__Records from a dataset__
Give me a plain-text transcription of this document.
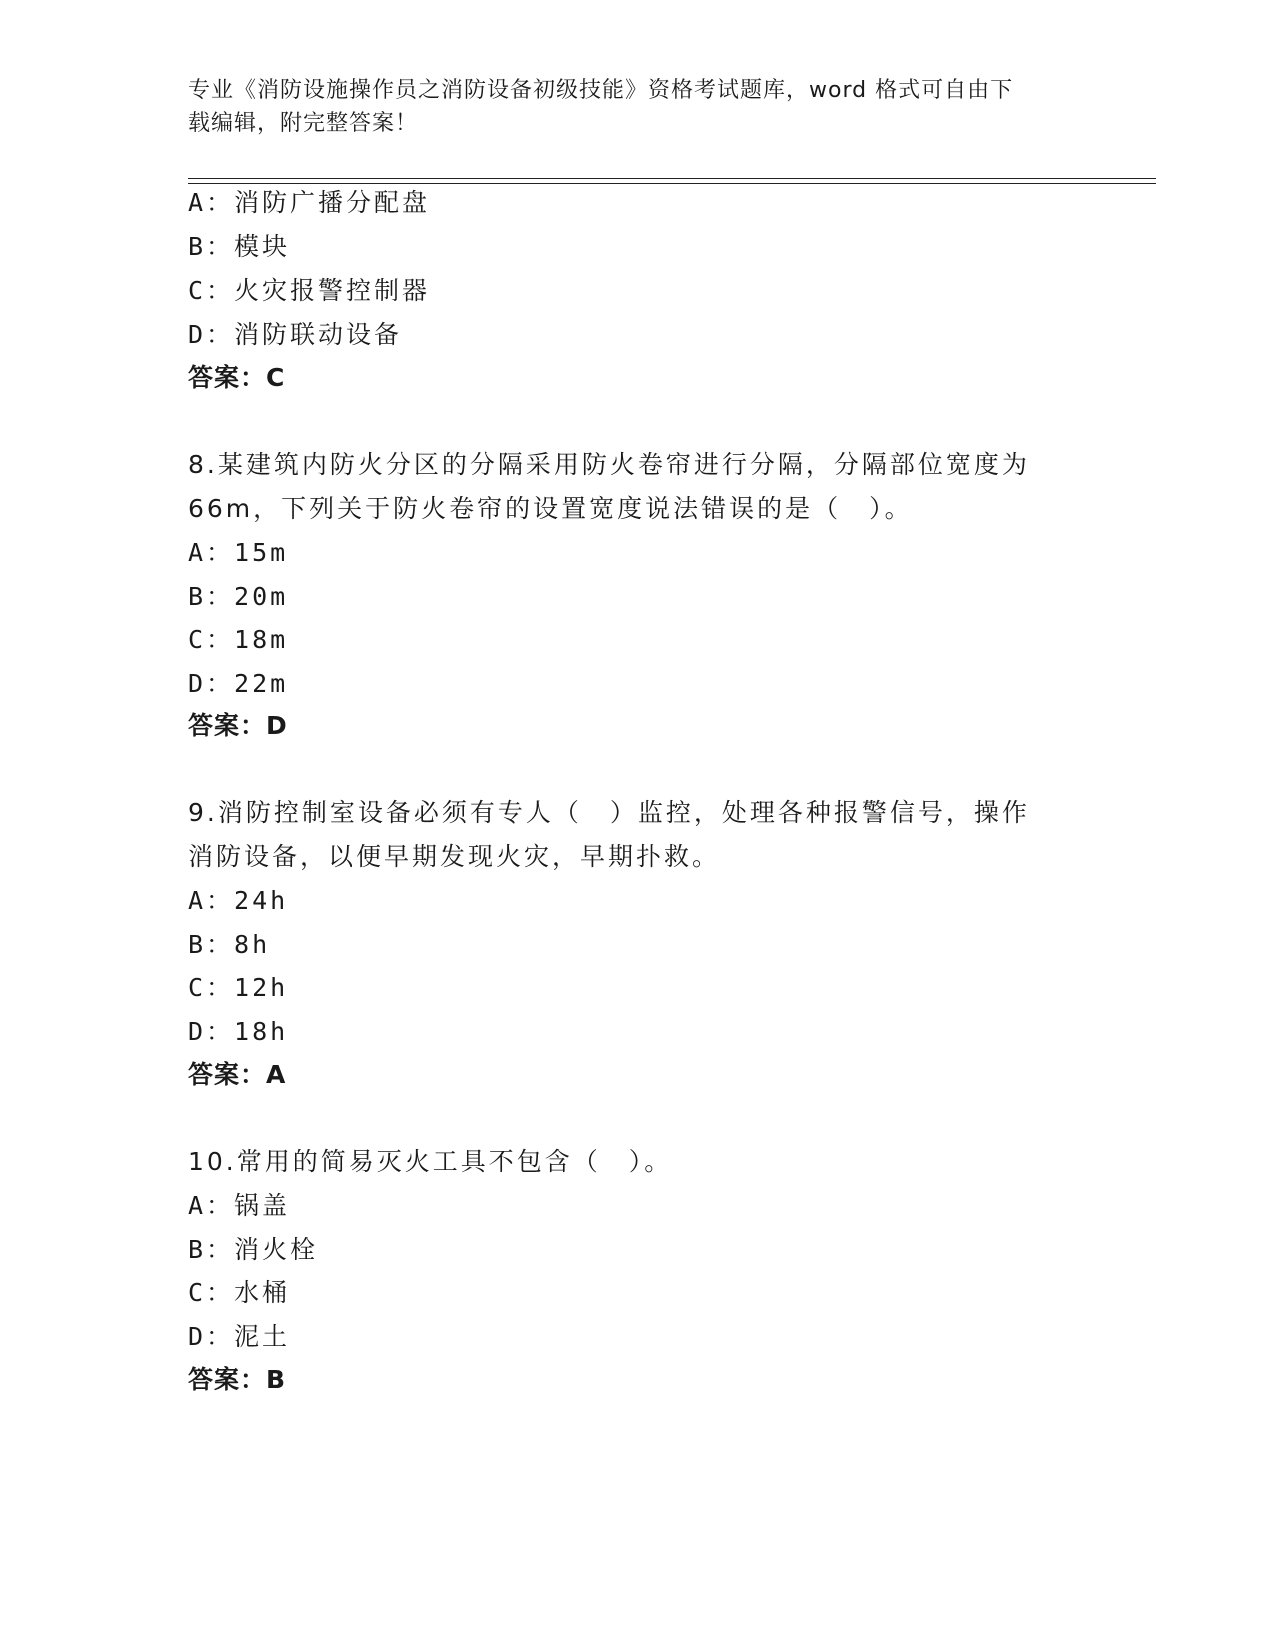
专业《消防设施操作员之消防设备初级技能》资格考试题库，word 格式可自由下
载编辑，附完整答案！
A：消防广播分配盘
B：模块
C：火灾报警控制器
D：消防联动设备
答案：C
8.某建筑内防火分区的分隔采用防火卷帘进行分隔，分隔部位宽度为
66m，下列关于防火卷帘的设置宽度说法错误的是（　）。
A：15m
B：20m
C：18m
D：22m
答案：D
9.消防控制室设备必须有专人（　）监控，处理各种报警信号，操作
消防设备，以便早期发现火灾，早期扑救。
A：24h
B：8h
C：12h
D：18h
答案：A
10.常用的简易灭火工具不包含（　）。
A：锅盖
B：消火栓
C：水桶
D：泥土
答案：B
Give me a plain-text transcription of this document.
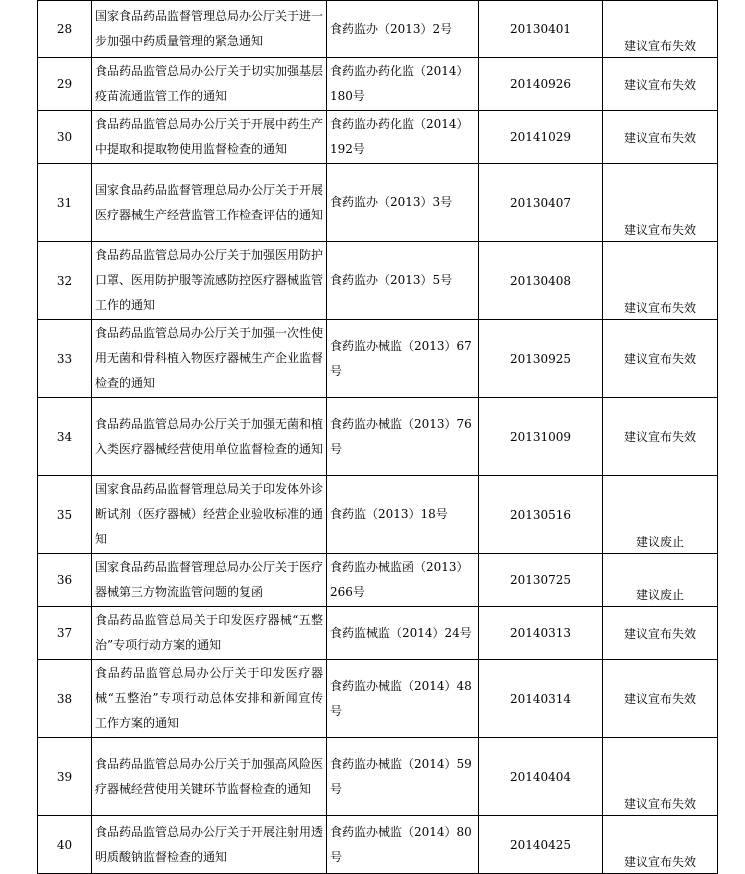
28	国家食品药品监督管理总局办公厅关于进一步加强中药质量管理的紧急通知	食药监办（2013）2号	20130401	建议宣布失效

29	食品药品监管总局办公厅关于切实加强基层疫苗流通监管工作的通知	食药监办药化监（2014）180号	20140926	建议宣布失效

30	食品药品监管总局办公厅关于开展中药生产中提取和提取物使用监督检查的通知	食药监办药化监（2014）192号	20141029	建议宣布失效

31	国家食品药品监督管理总局办公厅关于开展医疗器械生产经营监管工作检查评估的通知	食药监办（2013）3号	20130407	建议宣布失效

32	食品药品监管总局办公厅关于加强医用防护口罩、医用防护服等流感防控医疗器械监管工作的通知	食药监办（2013）5号	20130408	建议宣布失效

33	食品药品监管总局办公厅关于加强一次性使用无菌和骨科植入物医疗器械生产企业监督检查的通知	食药监办械监（2013）67号	20130925	建议宣布失效

34	食品药品监管总局办公厅关于加强无菌和植入类医疗器械经营使用单位监督检查的通知	食药监办械监（2013）76号	20131009	建议宣布失效

35	国家食品药品监督管理总局关于印发体外诊断试剂（医疗器械）经营企业验收标准的通知	食药监（2013）18号	20130516	建议废止

36	国家食品药品监督管理总局办公厅关于医疗器械第三方物流监管问题的复函	食药监办械监函（2013）266号	20130725	建议废止

37	食品药品监管总局关于印发医疗器械“五整治”专项行动方案的通知	食药监械监（2014）24号	20140313	建议宣布失效

38	食品药品监管总局办公厅关于印发医疗器械“五整治”专项行动总体安排和新闻宣传工作方案的通知	食药监办械监（2014）48号	20140314	建议宣布失效

39	食品药品监管总局办公厅关于加强高风险医疗器械经营使用关键环节监督检查的通知	食药监办械监（2014）59号	20140404	建议宣布失效

40	食品药品监管总局办公厅关于开展注射用透明质酸钠监督检查的通知	食药监办械监（2014）80号	20140425	建议宣布失效
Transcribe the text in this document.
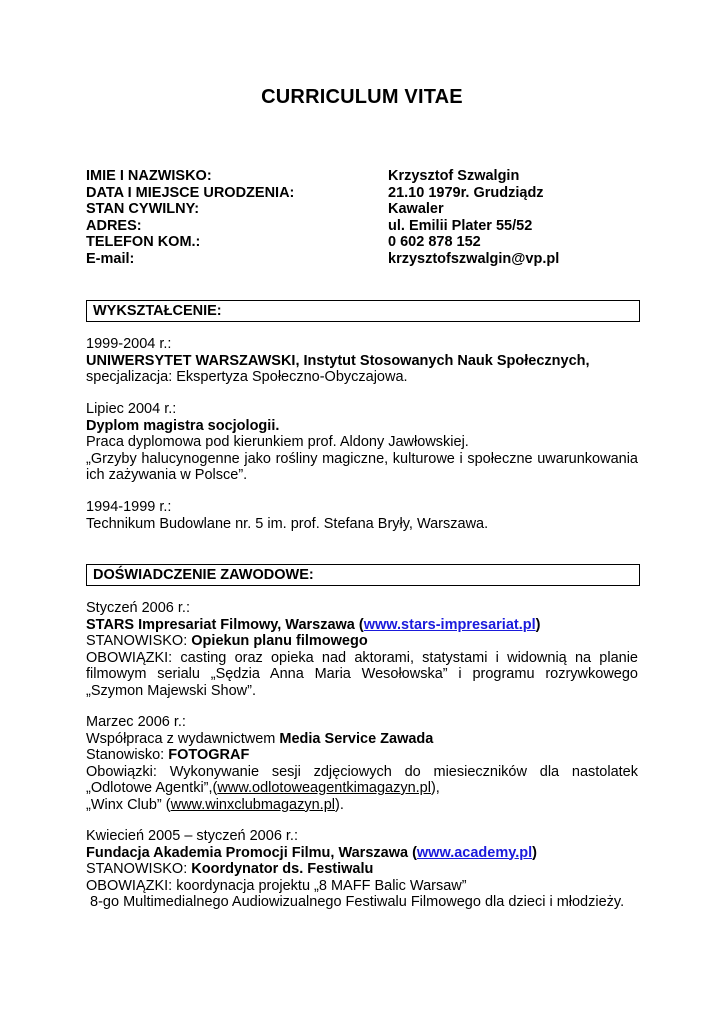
CURRICULUM VITAE
IMIE I NAZWISKO:	Krzysztof Szwalgin
DATA I MIEJSCE URODZENIA:	21.10 1979r. Grudziądz
STAN CYWILNY:	Kawaler
ADRES:	ul. Emilii Plater 55/52
TELEFON KOM.:	0 602 878 152
E-mail:	krzysztofszwalgin@vp.pl
WYKSZTAŁCENIE:

1999-2004 r.:

UNIWERSYTET WARSZAWSKI, Instytut Stosowanych Nauk Społecznych,

specjalizacja: Ekspertyza Społeczno-Obyczajowa.

Lipiec 2004 r.:

Dyplom magistra socjologii.

Praca dyplomowa pod kierunkiem prof. Aldony Jawłowskiej.

„Grzyby halucynogenne jako rośliny magiczne, kulturowe i społeczne uwarunkowania ich zażywania w Polsce”.

1994-1999 r.:

Technikum Budowlane nr. 5 im. prof. Stefana Bryły, Warszawa.

DOŚWIADCZENIE ZAWODOWE:

Styczeń 2006 r.:

STARS Impresariat Filmowy, Warszawa (www.stars-impresariat.pl)

STANOWISKO: Opiekun planu filmowego

OBOWIĄZKI: casting oraz opieka nad aktorami, statystami i widownią na planie filmowym serialu „Sędzia Anna Maria Wesołowska” i programu rozrywkowego „Szymon Majewski Show”.

Marzec 2006 r.:

Współpraca z wydawnictwem Media Service Zawada

Stanowisko: FOTOGRAF

Obowiązki: Wykonywanie sesji zdjęciowych do miesieczników dla nastolatek

„Odlotowe Agentki”,(www.odlotoweagentkimagazyn.pl),

„Winx Club” (www.winxclubmagazyn.pl).

Kwiecień 2005 – styczeń 2006 r.:

Fundacja Akademia Promocji Filmu, Warszawa (www.academy.pl)

STANOWISKO: Koordynator ds. Festiwalu

OBOWIĄZKI: koordynacja projektu „8 MAFF Balic Warsaw”

8-go Multimedialnego Audiowizualnego Festiwalu Filmowego dla dzieci i młodzieży.
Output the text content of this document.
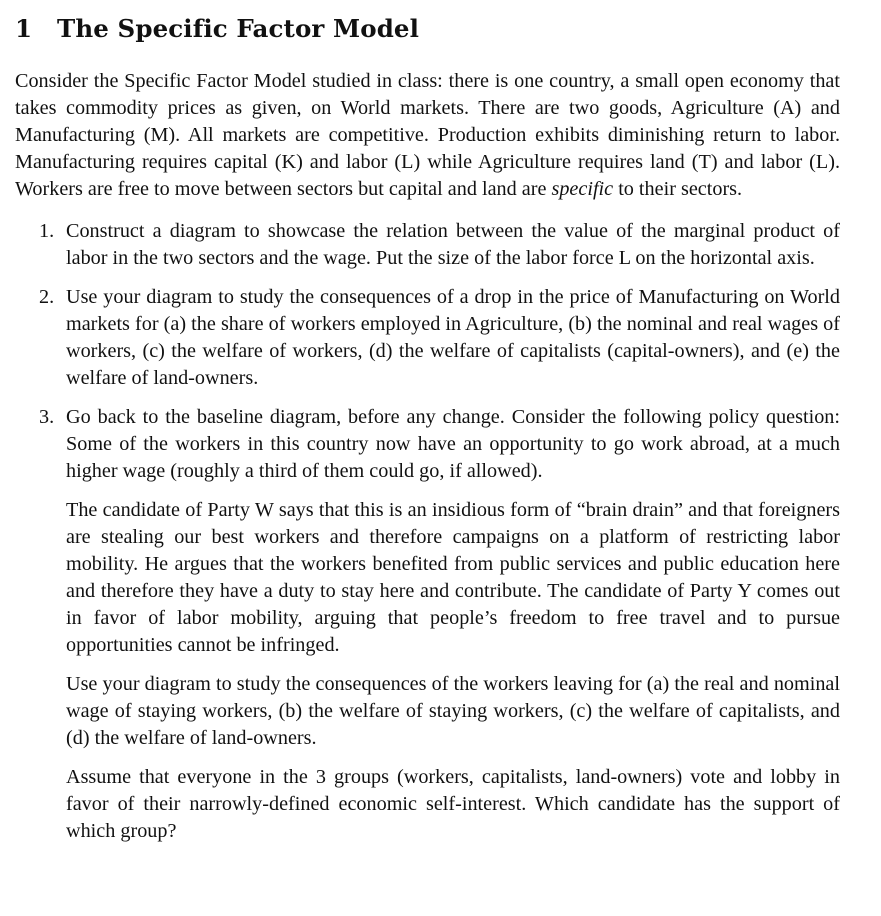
1 The Specific Factor Model

Consider the Specific Factor Model studied in class: there is one country, a small open economy that takes commodity prices as given, on World markets. There are two goods, Agriculture (A) and Manufacturing (M). All markets are competitive. Production exhibits diminishing return to labor. Manufacturing requires capital (K) and labor (L) while Agriculture requires land (T) and labor (L). Workers are free to move between sectors but capital and land are specific to their sectors.

1. Construct a diagram to showcase the relation between the value of the marginal product of labor in the two sectors and the wage. Put the size of the labor force L on the horizontal axis.

2. Use your diagram to study the consequences of a drop in the price of Manufacturing on World markets for (a) the share of workers employed in Agriculture, (b) the nominal and real wages of workers, (c) the welfare of workers, (d) the welfare of capitalists (capital-owners), and (e) the welfare of land-owners.

3. Go back to the baseline diagram, before any change. Consider the following policy question: Some of the workers in this country now have an opportunity to go work abroad, at a much higher wage (roughly a third of them could go, if allowed).

The candidate of Party W says that this is an insidious form of “brain drain” and that foreigners are stealing our best workers and therefore campaigns on a platform of restricting labor mobility. He argues that the workers benefited from public services and public education here and therefore they have a duty to stay here and contribute. The candidate of Party Y comes out in favor of labor mobility, arguing that people’s freedom to free travel and to pursue opportunities cannot be infringed.

Use your diagram to study the consequences of the workers leaving for (a) the real and nominal wage of staying workers, (b) the welfare of staying workers, (c) the welfare of capitalists, and (d) the welfare of land-owners.

Assume that everyone in the 3 groups (workers, capitalists, land-owners) vote and lobby in favor of their narrowly-defined economic self-interest. Which candidate has the support of which group?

__Given exercise__
Where a line above contains the string "Consider", copy that line.

__Output below__
Consider the Specific Factor Model studied in class: there is one country, a small open economy that takes commodity prices as given, on World markets. There are two goods, Agriculture (A) and Manufacturing (M). All markets are competitive. Production exhibits diminishing return to labor. Manufacturing requires capital (K) and labor (L) while Agriculture requires land (T) and labor (L). Workers are free to move between sectors but capital and land are specific to their sectors.
3. Go back to the baseline diagram, before any change. Consider the following policy question: Some of the workers in this country now have an opportunity to go work abroad, at a much higher wage (roughly a third of them could go, if allowed).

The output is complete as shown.